WHAT THIS TASK INVOLVES => Repeat the entire listing exactly as written.

══ DATA SECTION

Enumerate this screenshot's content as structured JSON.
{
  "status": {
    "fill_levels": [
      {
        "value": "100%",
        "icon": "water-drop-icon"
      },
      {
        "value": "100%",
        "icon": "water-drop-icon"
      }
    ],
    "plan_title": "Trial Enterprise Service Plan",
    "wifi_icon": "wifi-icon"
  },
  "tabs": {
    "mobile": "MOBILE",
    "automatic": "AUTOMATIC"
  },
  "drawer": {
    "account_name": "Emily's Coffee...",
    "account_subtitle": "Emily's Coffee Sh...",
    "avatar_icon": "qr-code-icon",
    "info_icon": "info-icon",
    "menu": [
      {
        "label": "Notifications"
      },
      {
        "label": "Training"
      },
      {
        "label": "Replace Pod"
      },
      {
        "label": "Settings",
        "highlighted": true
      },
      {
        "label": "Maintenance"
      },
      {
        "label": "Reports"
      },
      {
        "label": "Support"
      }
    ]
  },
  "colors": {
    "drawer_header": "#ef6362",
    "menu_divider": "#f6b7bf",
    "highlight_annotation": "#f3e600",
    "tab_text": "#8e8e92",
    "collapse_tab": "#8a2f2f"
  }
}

════

WRITTEN REPLY =>
Enumerate this screenshot's content as structured JSON.
{
  "status": {
    "fill_levels": [
      {
        "value": "100%",
        "icon": "water-drop-icon"
      },
      {
        "value": "100%",
        "icon": "water-drop-icon"
      }
    ],
    "plan_title": "Trial Enterprise Service Plan",
    "wifi_icon": "wifi-icon"
  },
  "tabs": {
    "mobile": "MOBILE",
    "automatic": "AUTOMATIC"
  },
  "drawer": {
    "account_name": "Emily's Coffee...",
    "account_subtitle": "Emily's Coffee Sh...",
    "avatar_icon": "qr-code-icon",
    "info_icon": "info-icon",
    "menu": [
      {
        "label": "Notifications"
      },
      {
        "label": "Training"
      },
      {
        "label": "Replace Pod"
      },
      {
        "label": "Settings",
        "highlighted": true
      },
      {
        "label": "Maintenance"
      },
      {
        "label": "Reports"
      },
      {
        "label": "Support"
      }
    ]
  },
  "colors": {
    "drawer_header": "#ef6362",
    "menu_divider": "#f6b7bf",
    "highlight_annotation": "#f3e600",
    "tab_text": "#8e8e92",
    "collapse_tab": "#8a2f2f"
  }
}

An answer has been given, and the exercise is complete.